#### [Problem description]
From the entries below, count the lines with "title". Write only the count.

------------------------------------

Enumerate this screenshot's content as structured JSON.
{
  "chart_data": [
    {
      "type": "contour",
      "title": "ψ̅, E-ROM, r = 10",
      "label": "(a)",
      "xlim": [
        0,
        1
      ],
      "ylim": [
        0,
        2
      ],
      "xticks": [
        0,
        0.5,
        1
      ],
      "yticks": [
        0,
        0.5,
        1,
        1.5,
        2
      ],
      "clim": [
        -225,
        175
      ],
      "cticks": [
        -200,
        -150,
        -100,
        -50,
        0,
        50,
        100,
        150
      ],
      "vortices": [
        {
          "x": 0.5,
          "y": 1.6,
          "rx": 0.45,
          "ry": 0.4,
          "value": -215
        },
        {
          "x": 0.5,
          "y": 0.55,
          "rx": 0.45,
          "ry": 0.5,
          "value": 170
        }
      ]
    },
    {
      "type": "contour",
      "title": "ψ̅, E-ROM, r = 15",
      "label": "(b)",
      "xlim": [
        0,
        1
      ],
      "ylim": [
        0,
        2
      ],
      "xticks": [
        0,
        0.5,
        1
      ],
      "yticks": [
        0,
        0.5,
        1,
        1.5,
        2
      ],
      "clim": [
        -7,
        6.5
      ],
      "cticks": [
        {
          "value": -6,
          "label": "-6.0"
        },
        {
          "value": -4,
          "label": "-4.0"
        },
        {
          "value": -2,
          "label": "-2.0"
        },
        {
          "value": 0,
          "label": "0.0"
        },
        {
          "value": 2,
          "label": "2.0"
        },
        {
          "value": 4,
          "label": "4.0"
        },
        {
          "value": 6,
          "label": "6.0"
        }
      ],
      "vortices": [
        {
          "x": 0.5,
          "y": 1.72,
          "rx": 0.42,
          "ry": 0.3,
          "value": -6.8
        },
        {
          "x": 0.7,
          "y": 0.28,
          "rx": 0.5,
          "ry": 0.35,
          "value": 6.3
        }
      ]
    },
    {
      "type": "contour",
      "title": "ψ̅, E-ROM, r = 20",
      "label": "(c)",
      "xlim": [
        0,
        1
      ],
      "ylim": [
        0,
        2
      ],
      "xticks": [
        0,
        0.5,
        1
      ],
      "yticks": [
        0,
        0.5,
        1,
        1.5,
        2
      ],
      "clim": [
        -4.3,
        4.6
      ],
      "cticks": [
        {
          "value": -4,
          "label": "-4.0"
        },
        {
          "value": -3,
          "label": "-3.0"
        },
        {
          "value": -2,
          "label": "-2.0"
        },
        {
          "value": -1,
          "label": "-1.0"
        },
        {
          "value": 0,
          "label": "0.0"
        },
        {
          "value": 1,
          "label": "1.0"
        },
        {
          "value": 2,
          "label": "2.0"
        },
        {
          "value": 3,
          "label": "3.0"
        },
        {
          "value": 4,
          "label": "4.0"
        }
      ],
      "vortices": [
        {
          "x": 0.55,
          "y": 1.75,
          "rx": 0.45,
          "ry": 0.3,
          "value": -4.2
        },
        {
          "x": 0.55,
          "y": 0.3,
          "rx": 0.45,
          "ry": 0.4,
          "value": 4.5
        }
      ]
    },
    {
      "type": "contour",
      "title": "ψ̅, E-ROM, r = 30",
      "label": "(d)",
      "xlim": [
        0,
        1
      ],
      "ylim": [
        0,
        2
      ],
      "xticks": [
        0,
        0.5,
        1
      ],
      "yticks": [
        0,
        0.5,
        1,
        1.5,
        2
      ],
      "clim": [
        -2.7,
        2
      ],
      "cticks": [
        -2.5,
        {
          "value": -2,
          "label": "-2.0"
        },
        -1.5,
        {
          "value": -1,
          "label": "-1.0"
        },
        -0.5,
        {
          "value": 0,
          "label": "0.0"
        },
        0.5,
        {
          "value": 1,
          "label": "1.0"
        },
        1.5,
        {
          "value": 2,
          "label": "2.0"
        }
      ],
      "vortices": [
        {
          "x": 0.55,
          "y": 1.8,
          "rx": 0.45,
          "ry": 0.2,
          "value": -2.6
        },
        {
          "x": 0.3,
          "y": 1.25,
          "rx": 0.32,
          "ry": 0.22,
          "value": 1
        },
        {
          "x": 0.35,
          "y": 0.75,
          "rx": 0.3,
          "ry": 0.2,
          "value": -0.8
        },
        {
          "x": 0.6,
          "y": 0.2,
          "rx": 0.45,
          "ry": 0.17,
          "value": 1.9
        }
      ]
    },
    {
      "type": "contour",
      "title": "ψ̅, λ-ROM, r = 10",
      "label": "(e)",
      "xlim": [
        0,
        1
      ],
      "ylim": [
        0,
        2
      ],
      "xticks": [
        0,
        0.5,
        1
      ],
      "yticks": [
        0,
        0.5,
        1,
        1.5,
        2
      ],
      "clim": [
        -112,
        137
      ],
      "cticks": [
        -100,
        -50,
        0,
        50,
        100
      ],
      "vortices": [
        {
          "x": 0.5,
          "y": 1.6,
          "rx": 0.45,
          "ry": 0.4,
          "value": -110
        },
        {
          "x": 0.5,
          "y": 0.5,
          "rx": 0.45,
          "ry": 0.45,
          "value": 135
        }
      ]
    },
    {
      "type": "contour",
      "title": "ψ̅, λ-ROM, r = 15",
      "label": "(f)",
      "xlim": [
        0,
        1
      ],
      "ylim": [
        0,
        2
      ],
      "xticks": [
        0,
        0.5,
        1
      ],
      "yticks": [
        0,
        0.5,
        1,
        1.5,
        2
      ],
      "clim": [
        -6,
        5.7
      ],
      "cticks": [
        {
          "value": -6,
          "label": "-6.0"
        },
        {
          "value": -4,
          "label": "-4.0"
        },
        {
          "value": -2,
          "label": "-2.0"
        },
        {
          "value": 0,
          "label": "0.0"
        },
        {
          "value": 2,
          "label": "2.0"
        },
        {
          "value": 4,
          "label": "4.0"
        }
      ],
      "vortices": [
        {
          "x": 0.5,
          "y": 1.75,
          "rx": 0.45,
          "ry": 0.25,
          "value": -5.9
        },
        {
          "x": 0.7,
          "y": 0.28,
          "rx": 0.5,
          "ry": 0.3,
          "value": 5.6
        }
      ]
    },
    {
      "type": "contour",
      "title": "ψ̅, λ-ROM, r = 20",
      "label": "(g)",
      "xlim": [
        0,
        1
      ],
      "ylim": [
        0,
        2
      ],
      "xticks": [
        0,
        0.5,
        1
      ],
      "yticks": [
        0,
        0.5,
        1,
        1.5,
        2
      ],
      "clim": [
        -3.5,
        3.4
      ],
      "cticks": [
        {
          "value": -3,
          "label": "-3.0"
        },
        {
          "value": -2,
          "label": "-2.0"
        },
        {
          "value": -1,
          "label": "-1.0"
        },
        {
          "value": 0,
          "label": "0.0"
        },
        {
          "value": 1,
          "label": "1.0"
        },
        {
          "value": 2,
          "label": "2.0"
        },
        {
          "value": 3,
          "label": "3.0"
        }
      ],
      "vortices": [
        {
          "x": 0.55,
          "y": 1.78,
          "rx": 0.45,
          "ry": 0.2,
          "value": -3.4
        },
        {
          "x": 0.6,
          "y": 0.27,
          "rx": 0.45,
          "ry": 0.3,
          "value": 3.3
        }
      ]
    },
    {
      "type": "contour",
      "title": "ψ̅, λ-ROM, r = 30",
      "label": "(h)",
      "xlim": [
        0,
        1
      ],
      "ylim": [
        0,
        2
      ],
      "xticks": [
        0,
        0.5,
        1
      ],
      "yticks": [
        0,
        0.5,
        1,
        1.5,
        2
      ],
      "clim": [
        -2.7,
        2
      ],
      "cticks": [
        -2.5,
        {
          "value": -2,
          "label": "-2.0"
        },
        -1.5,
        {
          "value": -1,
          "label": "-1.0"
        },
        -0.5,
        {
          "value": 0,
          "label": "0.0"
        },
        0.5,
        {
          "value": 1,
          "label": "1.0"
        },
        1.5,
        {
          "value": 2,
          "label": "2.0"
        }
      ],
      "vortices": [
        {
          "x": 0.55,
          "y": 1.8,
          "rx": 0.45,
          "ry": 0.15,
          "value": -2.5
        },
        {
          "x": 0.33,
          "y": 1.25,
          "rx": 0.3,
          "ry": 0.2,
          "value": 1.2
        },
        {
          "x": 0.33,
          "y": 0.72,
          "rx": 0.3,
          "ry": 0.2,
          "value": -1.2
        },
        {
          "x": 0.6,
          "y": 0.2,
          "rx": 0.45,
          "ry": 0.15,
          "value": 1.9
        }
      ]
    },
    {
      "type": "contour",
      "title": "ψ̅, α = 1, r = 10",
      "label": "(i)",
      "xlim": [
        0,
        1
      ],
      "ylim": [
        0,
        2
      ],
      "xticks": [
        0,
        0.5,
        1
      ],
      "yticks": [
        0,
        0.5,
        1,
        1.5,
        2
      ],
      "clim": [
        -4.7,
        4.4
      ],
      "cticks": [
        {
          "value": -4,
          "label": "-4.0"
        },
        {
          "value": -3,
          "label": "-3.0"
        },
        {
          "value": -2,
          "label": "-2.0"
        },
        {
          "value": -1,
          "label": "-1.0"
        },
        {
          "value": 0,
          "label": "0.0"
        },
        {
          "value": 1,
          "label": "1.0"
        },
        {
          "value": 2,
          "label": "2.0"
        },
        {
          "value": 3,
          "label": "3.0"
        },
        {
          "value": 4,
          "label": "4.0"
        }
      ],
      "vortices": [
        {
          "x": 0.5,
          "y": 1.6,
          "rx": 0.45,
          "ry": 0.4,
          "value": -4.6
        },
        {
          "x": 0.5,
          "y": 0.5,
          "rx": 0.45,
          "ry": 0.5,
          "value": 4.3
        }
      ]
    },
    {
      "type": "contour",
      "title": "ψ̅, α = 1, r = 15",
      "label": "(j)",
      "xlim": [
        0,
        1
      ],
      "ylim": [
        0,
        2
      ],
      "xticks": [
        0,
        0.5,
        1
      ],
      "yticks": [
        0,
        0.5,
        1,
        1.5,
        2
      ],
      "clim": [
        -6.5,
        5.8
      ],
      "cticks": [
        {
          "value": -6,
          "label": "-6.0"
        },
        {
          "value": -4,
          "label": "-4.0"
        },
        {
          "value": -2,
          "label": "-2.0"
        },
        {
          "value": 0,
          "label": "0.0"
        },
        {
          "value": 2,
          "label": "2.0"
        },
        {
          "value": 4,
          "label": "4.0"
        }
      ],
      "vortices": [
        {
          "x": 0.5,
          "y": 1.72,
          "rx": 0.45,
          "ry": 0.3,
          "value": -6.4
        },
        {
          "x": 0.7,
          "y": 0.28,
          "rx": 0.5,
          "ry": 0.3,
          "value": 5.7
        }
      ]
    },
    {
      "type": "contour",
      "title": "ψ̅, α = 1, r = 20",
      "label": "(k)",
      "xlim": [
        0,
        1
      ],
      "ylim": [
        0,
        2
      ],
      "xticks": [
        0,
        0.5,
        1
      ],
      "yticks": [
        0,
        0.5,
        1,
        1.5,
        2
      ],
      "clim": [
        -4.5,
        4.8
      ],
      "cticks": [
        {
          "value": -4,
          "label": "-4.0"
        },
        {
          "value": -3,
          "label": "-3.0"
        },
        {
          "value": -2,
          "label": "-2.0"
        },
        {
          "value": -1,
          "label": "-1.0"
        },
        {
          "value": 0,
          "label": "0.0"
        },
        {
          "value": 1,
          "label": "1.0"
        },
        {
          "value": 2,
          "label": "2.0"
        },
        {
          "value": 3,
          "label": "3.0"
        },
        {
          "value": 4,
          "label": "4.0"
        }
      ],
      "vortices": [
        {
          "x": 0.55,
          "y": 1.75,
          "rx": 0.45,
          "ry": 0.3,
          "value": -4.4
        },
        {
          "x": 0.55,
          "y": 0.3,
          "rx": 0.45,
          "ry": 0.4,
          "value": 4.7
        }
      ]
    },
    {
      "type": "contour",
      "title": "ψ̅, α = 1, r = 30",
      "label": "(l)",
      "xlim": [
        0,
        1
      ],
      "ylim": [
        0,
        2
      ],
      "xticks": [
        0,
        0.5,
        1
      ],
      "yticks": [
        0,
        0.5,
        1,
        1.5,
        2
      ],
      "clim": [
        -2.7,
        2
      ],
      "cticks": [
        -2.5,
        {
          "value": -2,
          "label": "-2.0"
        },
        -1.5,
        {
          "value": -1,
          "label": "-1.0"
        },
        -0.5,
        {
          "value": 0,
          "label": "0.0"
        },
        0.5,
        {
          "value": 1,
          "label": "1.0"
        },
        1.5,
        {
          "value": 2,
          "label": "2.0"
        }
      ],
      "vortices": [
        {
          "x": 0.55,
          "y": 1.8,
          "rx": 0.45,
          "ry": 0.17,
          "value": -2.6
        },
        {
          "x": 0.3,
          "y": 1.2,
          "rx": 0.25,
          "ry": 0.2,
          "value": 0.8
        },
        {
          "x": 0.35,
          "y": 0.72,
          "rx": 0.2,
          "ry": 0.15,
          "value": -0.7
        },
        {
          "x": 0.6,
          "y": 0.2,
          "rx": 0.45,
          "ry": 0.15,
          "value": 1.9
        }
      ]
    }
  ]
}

------------------------------------

#### [The response]
12